> [GIVEN PROBLEM] Extract each line holding the word "JSON" from the entries.

------ LISTING

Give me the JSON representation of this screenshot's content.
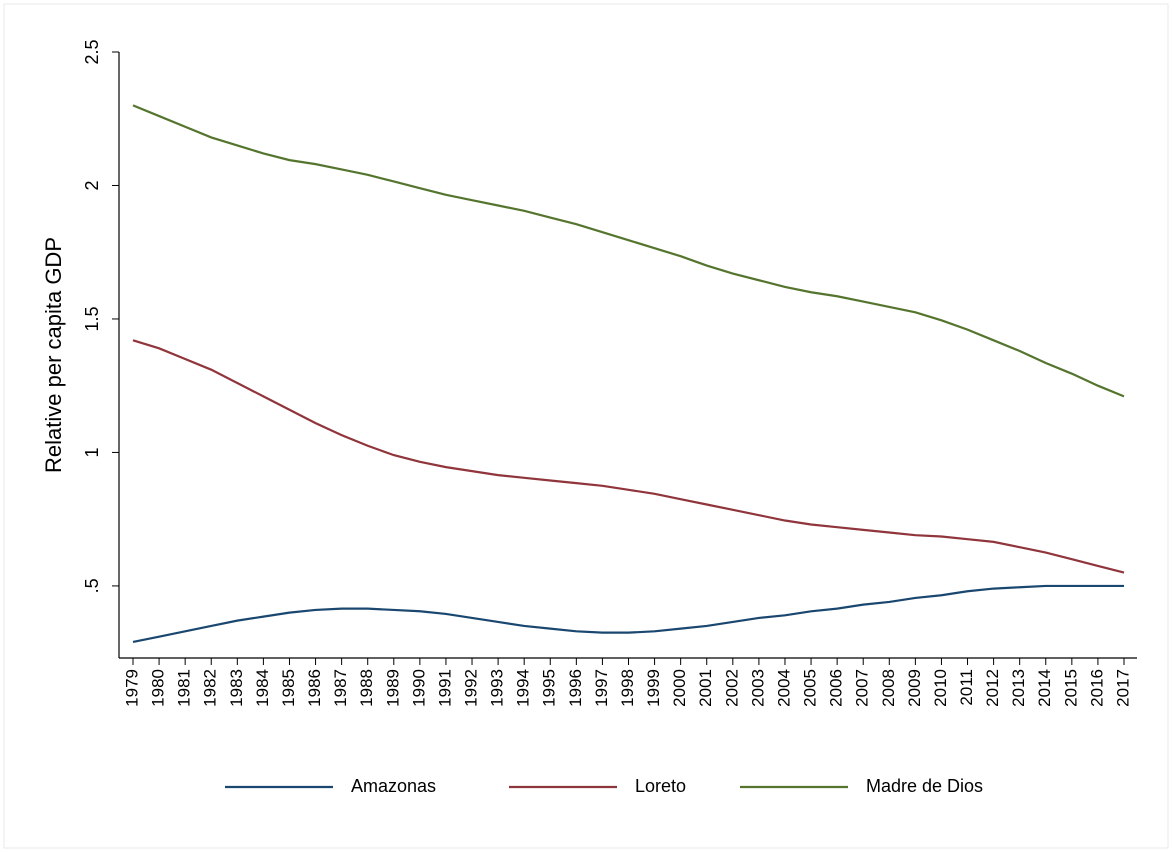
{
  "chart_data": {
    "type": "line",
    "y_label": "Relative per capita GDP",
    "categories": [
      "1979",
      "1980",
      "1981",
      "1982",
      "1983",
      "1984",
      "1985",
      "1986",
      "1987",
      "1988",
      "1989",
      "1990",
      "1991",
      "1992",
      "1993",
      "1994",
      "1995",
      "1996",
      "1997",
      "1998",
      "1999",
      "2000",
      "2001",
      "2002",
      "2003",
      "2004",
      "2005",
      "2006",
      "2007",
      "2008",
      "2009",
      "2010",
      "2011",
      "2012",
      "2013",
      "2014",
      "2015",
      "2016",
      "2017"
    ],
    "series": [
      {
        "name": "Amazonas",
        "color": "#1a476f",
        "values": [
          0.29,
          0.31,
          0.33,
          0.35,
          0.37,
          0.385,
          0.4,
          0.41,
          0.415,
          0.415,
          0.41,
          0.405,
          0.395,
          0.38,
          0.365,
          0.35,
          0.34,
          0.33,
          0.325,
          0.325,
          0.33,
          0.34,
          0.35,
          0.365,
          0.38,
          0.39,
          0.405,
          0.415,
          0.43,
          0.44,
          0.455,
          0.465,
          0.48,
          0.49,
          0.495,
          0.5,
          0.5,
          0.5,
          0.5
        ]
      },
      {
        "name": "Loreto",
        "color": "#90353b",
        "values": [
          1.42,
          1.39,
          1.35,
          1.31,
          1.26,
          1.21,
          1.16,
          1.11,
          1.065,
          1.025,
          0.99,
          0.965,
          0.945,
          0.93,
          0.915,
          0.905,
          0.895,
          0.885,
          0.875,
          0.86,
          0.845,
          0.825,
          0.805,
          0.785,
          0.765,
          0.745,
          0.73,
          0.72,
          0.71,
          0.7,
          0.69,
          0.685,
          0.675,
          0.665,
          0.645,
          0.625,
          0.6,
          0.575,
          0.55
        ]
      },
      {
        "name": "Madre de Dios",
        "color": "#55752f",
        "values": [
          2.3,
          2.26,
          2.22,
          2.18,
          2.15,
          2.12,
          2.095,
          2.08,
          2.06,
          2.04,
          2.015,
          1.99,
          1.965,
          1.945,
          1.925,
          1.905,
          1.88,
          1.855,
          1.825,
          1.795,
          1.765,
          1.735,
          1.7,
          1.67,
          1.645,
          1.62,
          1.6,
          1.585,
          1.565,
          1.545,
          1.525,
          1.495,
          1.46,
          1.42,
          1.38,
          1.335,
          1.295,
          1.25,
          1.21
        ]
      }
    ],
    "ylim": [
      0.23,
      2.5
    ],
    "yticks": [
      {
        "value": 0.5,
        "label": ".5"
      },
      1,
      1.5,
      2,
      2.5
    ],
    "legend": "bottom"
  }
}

------------
------ LISTING

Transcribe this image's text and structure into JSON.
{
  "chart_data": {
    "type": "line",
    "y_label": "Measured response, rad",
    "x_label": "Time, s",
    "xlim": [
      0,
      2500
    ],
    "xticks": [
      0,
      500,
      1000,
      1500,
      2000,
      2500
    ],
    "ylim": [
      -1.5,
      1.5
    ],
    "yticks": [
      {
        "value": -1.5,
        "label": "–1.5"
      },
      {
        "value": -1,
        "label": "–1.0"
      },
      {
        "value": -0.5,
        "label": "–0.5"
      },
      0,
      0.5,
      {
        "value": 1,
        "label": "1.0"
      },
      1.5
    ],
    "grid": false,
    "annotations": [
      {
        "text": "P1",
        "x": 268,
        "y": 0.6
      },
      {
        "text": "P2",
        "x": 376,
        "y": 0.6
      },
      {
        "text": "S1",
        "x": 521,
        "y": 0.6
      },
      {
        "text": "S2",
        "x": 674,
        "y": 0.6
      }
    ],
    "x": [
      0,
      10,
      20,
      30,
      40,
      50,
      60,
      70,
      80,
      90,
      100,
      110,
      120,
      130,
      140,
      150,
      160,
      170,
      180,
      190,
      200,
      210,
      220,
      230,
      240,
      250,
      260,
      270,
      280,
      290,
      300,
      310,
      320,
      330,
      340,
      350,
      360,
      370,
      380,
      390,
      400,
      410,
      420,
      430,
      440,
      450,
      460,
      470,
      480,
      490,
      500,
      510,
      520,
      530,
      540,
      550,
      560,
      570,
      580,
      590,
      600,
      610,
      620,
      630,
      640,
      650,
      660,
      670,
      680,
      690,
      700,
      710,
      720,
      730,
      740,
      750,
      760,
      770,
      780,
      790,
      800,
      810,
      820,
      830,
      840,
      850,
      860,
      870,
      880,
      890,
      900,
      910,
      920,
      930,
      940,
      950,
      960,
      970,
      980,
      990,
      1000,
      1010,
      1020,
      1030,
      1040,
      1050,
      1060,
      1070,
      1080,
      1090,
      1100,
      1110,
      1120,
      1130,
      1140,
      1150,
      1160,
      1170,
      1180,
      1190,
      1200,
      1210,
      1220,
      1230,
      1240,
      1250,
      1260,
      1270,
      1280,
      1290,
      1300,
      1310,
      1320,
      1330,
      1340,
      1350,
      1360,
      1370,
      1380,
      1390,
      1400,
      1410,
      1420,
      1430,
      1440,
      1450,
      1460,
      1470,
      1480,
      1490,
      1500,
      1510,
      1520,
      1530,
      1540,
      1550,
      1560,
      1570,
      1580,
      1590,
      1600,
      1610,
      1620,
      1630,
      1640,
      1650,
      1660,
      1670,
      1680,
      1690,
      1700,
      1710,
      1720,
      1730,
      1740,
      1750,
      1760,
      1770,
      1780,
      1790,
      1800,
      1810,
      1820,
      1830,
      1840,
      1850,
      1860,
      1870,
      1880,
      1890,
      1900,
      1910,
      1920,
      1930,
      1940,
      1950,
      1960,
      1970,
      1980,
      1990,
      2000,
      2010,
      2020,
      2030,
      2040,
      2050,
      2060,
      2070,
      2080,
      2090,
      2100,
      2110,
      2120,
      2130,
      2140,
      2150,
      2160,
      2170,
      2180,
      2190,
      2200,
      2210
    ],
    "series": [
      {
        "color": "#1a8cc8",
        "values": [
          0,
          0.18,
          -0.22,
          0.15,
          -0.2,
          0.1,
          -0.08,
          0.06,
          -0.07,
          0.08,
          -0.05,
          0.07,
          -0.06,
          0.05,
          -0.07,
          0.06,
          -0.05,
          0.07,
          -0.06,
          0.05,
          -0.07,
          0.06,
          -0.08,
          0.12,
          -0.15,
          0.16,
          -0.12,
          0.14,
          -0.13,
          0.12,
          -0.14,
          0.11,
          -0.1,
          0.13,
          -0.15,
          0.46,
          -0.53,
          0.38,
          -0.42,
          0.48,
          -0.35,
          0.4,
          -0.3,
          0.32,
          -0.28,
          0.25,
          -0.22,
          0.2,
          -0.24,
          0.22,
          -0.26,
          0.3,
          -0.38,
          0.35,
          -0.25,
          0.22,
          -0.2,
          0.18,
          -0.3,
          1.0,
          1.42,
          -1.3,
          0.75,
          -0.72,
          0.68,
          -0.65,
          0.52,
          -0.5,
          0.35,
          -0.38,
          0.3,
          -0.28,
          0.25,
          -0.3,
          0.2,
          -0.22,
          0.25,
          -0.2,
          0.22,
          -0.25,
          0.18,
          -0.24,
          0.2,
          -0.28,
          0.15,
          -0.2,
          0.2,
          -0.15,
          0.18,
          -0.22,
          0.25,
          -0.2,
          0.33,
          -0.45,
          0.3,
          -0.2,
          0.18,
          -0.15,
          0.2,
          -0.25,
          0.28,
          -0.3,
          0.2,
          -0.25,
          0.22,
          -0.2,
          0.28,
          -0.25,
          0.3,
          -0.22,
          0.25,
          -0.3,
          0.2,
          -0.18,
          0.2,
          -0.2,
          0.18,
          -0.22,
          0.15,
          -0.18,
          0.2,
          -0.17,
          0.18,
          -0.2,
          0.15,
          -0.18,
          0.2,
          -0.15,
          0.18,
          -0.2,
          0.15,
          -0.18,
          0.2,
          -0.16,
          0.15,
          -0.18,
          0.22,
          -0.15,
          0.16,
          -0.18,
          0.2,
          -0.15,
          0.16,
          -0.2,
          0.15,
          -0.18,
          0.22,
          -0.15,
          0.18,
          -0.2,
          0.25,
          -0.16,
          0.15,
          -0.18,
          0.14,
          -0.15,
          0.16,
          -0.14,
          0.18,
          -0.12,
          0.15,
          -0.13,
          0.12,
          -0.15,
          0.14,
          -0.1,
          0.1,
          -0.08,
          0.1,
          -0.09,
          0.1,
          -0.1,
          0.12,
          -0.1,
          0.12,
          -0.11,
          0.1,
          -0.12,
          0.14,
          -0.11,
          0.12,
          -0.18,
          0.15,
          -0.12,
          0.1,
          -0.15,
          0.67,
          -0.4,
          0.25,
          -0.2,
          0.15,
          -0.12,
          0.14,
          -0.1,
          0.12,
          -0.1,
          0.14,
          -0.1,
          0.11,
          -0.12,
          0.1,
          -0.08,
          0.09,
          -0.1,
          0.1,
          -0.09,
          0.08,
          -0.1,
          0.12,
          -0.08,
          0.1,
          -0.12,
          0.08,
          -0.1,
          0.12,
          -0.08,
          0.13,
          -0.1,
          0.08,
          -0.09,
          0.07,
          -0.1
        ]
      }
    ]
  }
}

------------

> [WORKED SOLUTION]
Give me the JSON representation of this screenshot's content.
Transcribe this image's text and structure into JSON.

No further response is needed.